* [EXERCISE DETAILS]: Gather up every line that includes the string "суду".

* [DATA TO USE]:

* Begin *

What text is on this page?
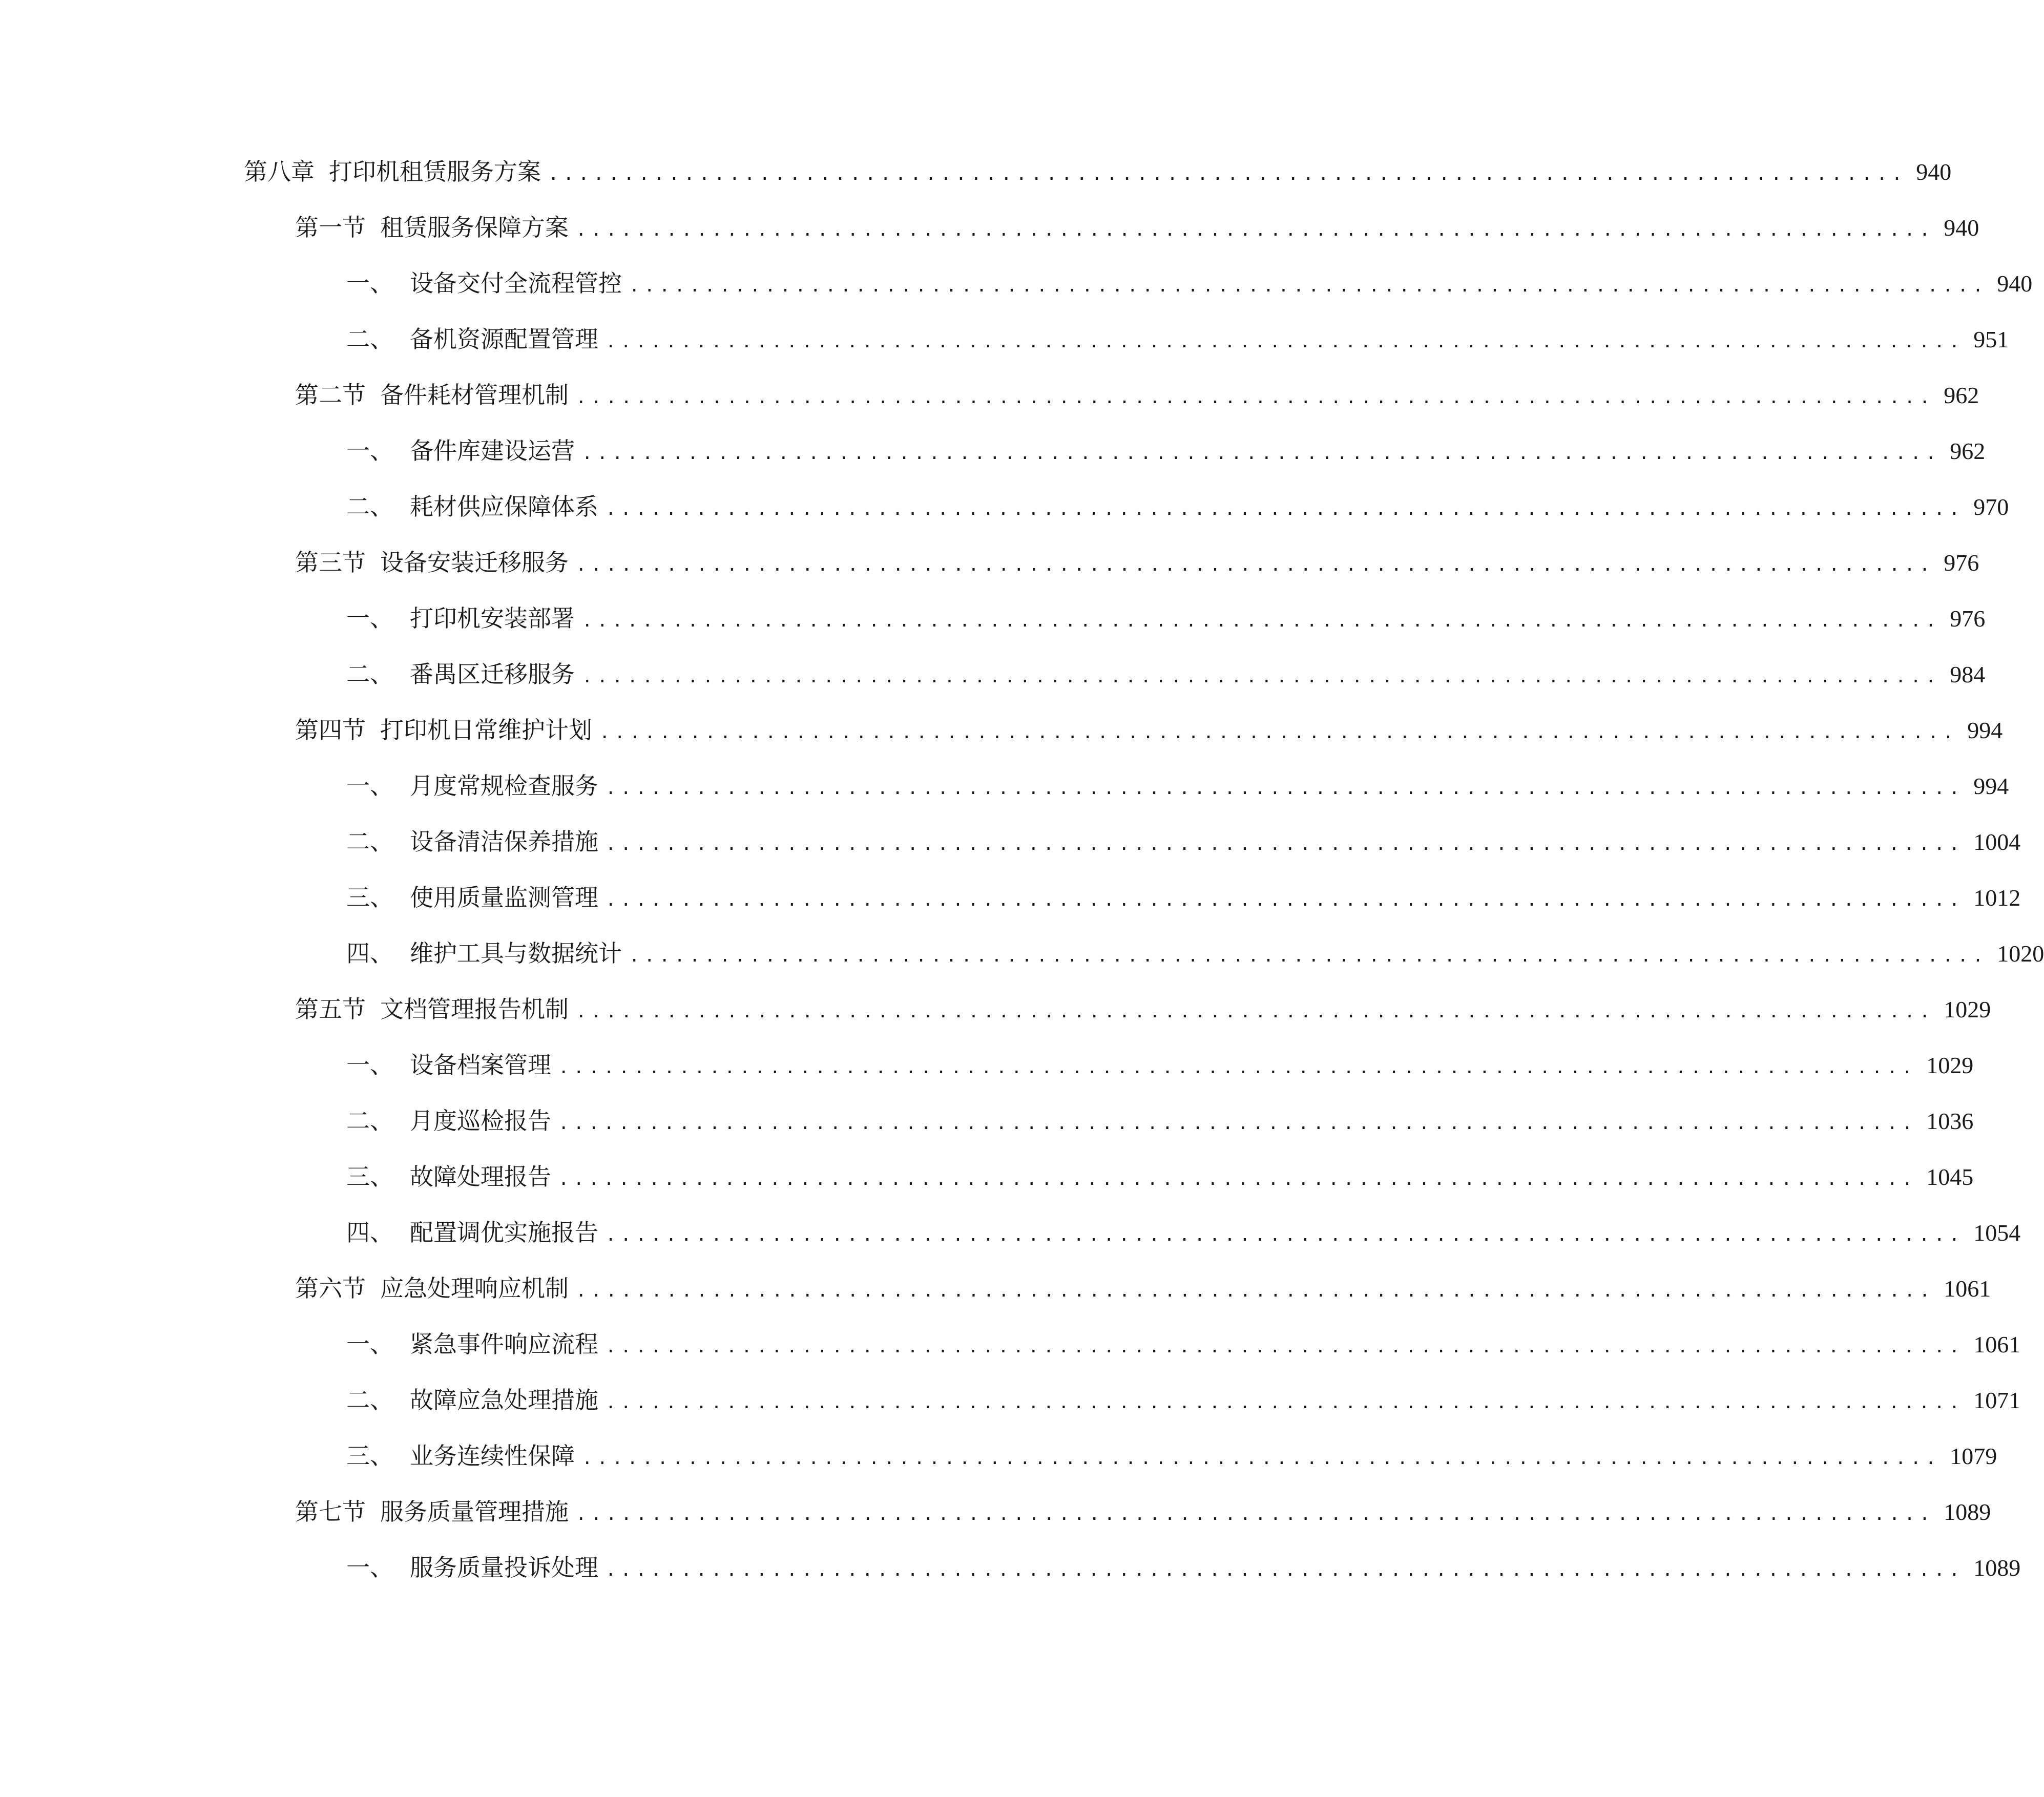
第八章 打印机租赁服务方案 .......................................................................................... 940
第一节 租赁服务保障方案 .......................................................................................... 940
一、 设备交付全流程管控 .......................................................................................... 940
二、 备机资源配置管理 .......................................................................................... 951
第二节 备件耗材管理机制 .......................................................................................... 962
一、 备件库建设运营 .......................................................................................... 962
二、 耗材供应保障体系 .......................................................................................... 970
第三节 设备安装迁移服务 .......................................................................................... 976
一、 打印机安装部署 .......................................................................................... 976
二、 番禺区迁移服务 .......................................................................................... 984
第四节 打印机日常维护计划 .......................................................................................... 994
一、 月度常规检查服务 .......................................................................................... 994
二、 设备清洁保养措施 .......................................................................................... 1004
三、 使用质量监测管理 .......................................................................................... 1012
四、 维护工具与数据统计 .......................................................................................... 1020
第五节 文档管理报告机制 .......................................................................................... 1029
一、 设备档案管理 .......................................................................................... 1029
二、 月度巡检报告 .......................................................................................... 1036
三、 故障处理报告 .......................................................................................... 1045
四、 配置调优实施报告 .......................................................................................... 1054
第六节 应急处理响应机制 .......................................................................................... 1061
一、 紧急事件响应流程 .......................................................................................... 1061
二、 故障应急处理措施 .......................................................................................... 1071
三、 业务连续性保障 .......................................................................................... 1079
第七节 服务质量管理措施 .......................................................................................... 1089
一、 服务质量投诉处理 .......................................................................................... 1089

* End *
* Begin *

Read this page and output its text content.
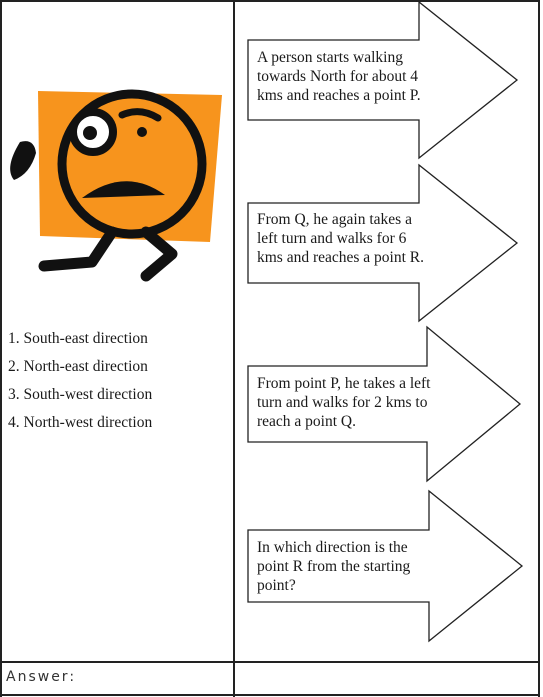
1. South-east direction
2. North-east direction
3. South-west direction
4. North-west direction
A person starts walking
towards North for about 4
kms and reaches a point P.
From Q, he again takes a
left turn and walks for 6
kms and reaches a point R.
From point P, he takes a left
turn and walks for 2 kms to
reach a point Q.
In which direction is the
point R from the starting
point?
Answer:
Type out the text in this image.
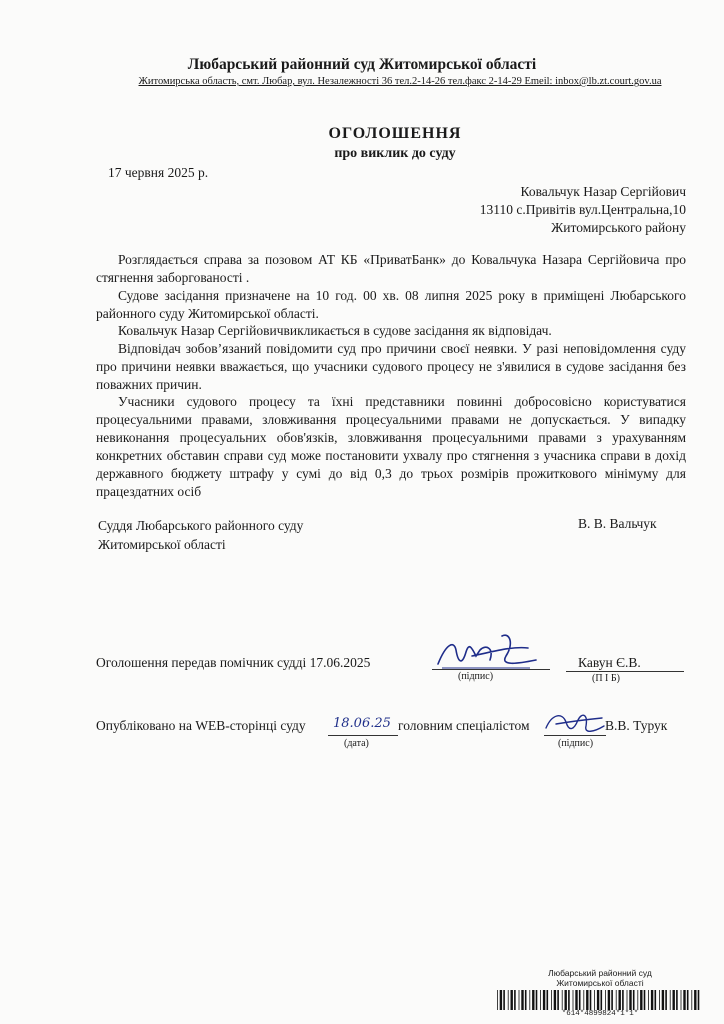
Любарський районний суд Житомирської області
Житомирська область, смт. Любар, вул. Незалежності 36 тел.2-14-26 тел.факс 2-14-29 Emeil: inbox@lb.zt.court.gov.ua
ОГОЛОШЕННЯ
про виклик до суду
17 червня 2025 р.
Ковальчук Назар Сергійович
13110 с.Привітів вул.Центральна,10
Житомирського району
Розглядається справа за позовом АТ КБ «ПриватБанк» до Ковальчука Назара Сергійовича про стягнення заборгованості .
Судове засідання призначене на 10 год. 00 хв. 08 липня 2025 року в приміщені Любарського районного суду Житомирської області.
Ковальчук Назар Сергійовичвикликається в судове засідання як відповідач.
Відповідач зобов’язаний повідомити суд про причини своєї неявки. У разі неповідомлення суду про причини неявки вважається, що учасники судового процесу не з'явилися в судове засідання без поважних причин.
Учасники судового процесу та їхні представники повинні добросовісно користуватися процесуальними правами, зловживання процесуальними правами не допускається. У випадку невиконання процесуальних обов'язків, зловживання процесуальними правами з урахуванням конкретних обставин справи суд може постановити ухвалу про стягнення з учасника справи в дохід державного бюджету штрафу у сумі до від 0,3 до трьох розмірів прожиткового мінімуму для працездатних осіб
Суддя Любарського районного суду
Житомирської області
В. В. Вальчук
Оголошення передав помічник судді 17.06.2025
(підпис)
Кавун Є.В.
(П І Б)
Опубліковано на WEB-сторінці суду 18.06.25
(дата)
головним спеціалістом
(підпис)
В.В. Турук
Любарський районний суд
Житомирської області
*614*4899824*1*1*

* End *
* Begin *

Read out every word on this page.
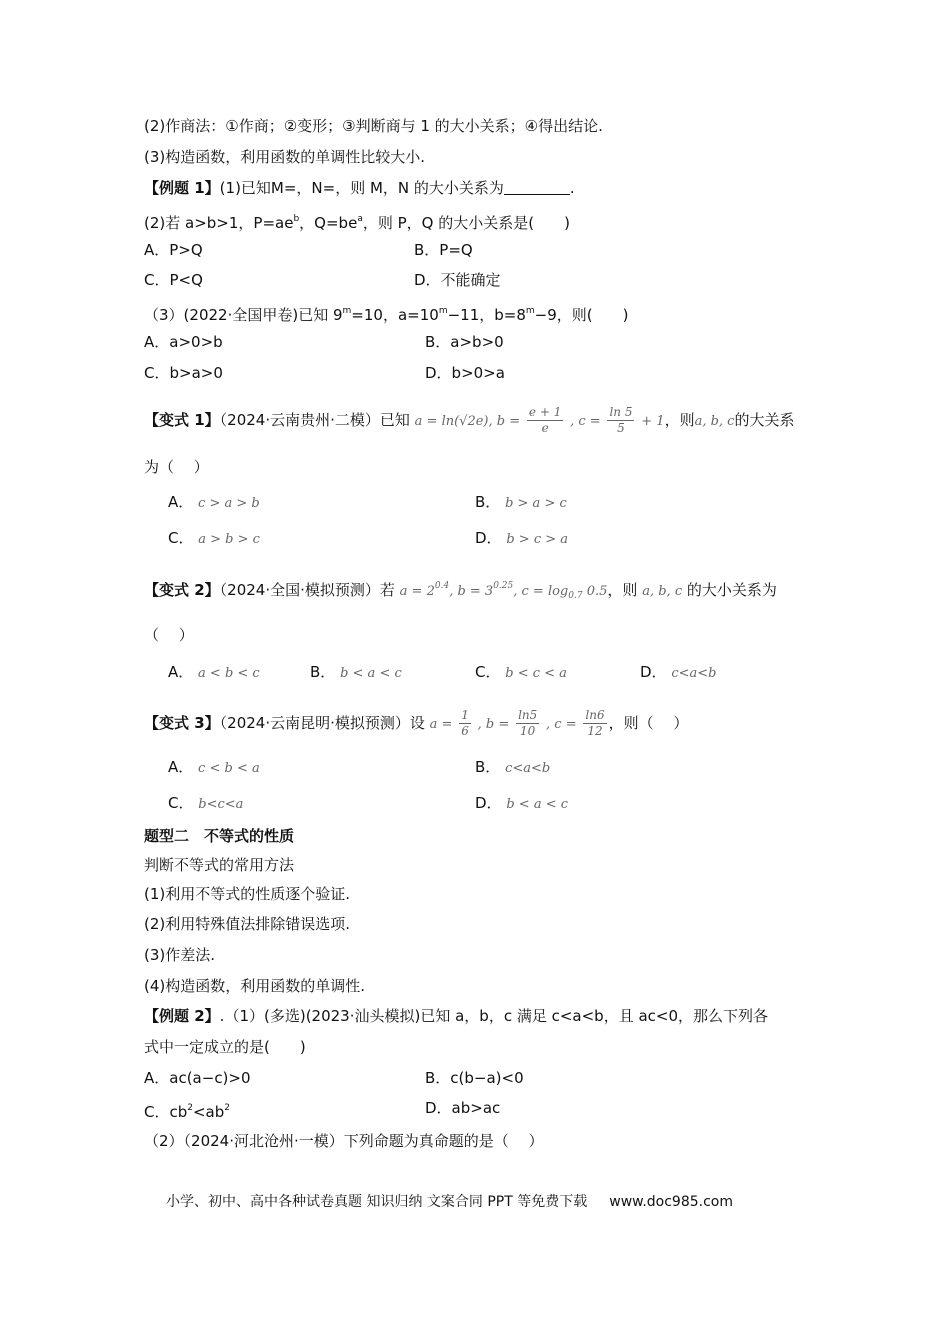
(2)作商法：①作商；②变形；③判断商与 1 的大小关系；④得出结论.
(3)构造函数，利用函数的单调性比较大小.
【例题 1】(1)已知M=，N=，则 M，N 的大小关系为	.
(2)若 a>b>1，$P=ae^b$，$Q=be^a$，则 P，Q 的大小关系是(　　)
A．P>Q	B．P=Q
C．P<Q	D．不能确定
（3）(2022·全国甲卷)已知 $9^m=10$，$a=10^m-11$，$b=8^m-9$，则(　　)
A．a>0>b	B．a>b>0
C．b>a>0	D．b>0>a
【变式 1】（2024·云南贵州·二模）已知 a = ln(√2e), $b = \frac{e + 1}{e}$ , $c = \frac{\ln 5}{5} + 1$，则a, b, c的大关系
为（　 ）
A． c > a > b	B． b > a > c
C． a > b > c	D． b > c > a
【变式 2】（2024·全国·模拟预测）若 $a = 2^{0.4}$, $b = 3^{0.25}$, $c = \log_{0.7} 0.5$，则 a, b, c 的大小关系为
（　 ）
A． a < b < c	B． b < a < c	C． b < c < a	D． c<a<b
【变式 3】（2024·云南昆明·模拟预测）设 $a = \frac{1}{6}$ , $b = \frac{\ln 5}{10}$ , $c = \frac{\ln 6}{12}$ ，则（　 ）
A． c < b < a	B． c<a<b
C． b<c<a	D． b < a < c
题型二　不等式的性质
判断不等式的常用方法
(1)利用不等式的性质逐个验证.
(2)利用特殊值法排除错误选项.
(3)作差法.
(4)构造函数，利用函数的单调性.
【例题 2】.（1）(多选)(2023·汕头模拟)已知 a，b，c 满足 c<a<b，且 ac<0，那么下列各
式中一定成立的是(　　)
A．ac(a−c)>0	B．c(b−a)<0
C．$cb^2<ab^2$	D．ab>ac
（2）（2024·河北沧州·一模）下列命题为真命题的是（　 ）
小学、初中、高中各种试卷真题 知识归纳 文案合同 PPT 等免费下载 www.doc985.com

* End *

* [RIGHT ANSWER]:
про виклик до суду
Судове засідання призначене на 10 год. 00 хв. 08 липня 2025 року в приміщені Любарського районного суду Житомирської області.
Відповідач зобов’язаний повідомити суд про причини своєї неявки. У разі неповідомлення суду про причини неявки вважається, що учасники судового процесу не з'явилися в судове засідання без поважних причин.
Суддя Любарського районного суду
Опубліковано на WEB-сторінці суду 18.06.25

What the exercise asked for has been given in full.